╭──
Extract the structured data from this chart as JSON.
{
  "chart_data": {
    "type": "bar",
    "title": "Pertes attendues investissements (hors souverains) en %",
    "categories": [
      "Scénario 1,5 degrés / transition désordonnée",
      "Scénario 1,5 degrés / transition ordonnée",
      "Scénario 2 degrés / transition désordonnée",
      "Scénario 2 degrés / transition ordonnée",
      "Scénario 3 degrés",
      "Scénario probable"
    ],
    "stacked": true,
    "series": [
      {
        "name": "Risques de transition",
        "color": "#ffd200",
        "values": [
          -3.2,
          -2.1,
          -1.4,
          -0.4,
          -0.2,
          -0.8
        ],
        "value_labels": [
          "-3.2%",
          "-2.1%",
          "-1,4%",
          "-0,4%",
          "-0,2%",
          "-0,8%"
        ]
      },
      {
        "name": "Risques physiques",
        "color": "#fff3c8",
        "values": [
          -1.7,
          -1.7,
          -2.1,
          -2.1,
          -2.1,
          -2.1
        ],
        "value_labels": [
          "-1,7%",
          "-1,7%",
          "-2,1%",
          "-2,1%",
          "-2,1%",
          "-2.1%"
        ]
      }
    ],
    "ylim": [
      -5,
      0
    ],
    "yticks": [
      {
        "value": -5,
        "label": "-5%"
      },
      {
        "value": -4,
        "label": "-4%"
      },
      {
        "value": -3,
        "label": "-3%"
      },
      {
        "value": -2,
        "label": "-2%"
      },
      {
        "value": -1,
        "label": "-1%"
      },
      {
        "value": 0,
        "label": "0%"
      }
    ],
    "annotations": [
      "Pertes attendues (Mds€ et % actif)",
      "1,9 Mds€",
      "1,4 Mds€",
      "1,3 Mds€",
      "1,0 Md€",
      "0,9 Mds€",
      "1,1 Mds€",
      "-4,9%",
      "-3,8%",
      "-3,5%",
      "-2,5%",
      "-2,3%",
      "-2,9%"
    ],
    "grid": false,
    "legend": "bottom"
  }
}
╰──
◆ Task details
Set down the listing above in full, please, exactly as it appears.

◆ Solution
Extract the structured data from this chart as JSON.
{
  "chart_data": {
    "type": "bar",
    "title": "Pertes attendues investissements (hors souverains) en %",
    "categories": [
      "Scénario 1,5 degrés / transition désordonnée",
      "Scénario 1,5 degrés / transition ordonnée",
      "Scénario 2 degrés / transition désordonnée",
      "Scénario 2 degrés / transition ordonnée",
      "Scénario 3 degrés",
      "Scénario probable"
    ],
    "stacked": true,
    "series": [
      {
        "name": "Risques de transition",
        "color": "#ffd200",
        "values": [
          -3.2,
          -2.1,
          -1.4,
          -0.4,
          -0.2,
          -0.8
        ],
        "value_labels": [
          "-3.2%",
          "-2.1%",
          "-1,4%",
          "-0,4%",
          "-0,2%",
          "-0,8%"
        ]
      },
      {
        "name": "Risques physiques",
        "color": "#fff3c8",
        "values": [
          -1.7,
          -1.7,
          -2.1,
          -2.1,
          -2.1,
          -2.1
        ],
        "value_labels": [
          "-1,7%",
          "-1,7%",
          "-2,1%",
          "-2,1%",
          "-2,1%",
          "-2.1%"
        ]
      }
    ],
    "ylim": [
      -5,
      0
    ],
    "yticks": [
      {
        "value": -5,
        "label": "-5%"
      },
      {
        "value": -4,
        "label": "-4%"
      },
      {
        "value": -3,
        "label": "-3%"
      },
      {
        "value": -2,
        "label": "-2%"
      },
      {
        "value": -1,
        "label": "-1%"
      },
      {
        "value": 0,
        "label": "0%"
      }
    ],
    "annotations": [
      "Pertes attendues (Mds€ et % actif)",
      "1,9 Mds€",
      "1,4 Mds€",
      "1,3 Mds€",
      "1,0 Md€",
      "0,9 Mds€",
      "1,1 Mds€",
      "-4,9%",
      "-3,8%",
      "-3,5%",
      "-2,5%",
      "-2,3%",
      "-2,9%"
    ],
    "grid": false,
    "legend": "bottom"
  }
}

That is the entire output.